Task description >>
Print out the entries below with no edits.

Exercise data >>
━━━━
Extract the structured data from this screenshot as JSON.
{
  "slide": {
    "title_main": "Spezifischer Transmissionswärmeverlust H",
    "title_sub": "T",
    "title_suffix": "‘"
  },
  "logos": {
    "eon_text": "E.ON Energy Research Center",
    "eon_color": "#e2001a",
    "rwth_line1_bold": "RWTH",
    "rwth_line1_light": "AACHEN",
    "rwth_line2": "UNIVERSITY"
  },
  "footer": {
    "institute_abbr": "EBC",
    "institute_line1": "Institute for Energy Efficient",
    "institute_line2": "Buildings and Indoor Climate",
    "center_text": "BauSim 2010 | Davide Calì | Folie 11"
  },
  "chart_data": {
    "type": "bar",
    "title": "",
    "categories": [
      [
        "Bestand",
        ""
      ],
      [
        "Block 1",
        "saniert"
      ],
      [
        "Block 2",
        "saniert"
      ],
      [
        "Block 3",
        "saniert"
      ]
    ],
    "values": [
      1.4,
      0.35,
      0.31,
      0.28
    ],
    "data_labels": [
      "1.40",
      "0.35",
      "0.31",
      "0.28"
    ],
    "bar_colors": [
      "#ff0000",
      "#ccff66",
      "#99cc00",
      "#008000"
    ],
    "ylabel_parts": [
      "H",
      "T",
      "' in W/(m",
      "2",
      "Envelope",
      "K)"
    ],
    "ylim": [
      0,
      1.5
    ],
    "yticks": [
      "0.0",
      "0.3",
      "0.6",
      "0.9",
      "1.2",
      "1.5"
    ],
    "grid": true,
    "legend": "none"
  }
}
━━━━
Response for this exercise >>
Extract the structured data from this screenshot as JSON.
{
  "slide": {
    "title_main": "Spezifischer Transmissionswärmeverlust H",
    "title_sub": "T",
    "title_suffix": "‘"
  },
  "logos": {
    "eon_text": "E.ON Energy Research Center",
    "eon_color": "#e2001a",
    "rwth_line1_bold": "RWTH",
    "rwth_line1_light": "AACHEN",
    "rwth_line2": "UNIVERSITY"
  },
  "footer": {
    "institute_abbr": "EBC",
    "institute_line1": "Institute for Energy Efficient",
    "institute_line2": "Buildings and Indoor Climate",
    "center_text": "BauSim 2010 | Davide Calì | Folie 11"
  },
  "chart_data": {
    "type": "bar",
    "title": "",
    "categories": [
      [
        "Bestand",
        ""
      ],
      [
        "Block 1",
        "saniert"
      ],
      [
        "Block 2",
        "saniert"
      ],
      [
        "Block 3",
        "saniert"
      ]
    ],
    "values": [
      1.4,
      0.35,
      0.31,
      0.28
    ],
    "data_labels": [
      "1.40",
      "0.35",
      "0.31",
      "0.28"
    ],
    "bar_colors": [
      "#ff0000",
      "#ccff66",
      "#99cc00",
      "#008000"
    ],
    "ylabel_parts": [
      "H",
      "T",
      "' in W/(m",
      "2",
      "Envelope",
      "K)"
    ],
    "ylim": [
      0,
      1.5
    ],
    "yticks": [
      "0.0",
      "0.3",
      "0.6",
      "0.9",
      "1.2",
      "1.5"
    ],
    "grid": true,
    "legend": "none"
  }
}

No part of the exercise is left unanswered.